Stored data entries:
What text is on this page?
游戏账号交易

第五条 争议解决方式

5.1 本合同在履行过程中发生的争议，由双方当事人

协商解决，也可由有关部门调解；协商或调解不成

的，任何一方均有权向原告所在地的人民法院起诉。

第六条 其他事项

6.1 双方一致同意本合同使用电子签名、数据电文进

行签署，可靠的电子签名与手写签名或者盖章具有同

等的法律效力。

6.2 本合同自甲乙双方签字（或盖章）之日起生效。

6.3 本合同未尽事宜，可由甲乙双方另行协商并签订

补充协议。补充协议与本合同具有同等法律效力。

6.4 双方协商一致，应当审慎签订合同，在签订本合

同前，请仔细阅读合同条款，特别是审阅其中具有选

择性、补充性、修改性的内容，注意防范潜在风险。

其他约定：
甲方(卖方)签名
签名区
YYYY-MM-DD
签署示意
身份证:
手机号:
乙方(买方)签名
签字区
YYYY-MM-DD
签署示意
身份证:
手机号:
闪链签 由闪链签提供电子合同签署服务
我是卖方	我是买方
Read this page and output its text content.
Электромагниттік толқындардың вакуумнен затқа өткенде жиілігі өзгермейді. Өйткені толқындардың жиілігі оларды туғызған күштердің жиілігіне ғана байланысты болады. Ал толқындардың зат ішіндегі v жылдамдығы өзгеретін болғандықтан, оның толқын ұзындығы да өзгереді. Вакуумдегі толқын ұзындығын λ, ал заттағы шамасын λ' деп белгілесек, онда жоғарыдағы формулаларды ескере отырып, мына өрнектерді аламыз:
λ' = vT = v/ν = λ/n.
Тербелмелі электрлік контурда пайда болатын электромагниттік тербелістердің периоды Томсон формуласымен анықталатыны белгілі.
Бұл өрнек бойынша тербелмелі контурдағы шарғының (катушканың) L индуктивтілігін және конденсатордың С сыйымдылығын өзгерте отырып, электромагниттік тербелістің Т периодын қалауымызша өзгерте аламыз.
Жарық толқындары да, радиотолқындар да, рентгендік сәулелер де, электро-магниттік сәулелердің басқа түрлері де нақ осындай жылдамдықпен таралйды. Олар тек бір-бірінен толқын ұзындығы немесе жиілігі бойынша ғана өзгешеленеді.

Aim of the task
Scan the data for the word "ұзындығы" and copy every line where it shows up.

Full response
Электромагниттік толқындардың вакуумнен затқа өткенде жиілігі өзгермейді. Өйткені толқындардың жиілігі оларды туғызған күштердің жиілігіне ғана байланысты болады. Ал толқындардың зат ішіндегі v жылдамдығы өзгеретін болғандықтан, оның толқын ұзындығы да өзгереді. Вакуумдегі толқын ұзындығын λ, ал заттағы шамасын λ' деп белгілесек, онда жоғарыдағы формулаларды ескере отырып, мына өрнектерді аламыз:
Жарық толқындары да, радиотолқындар да, рентгендік сәулелер де, электро-магниттік сәулелердің басқа түрлері де нақ осындай жылдамдықпен таралйды. Олар тек бір-бірінен толқын ұзындығы немесе жиілігі бойынша ғана өзгешеленеді.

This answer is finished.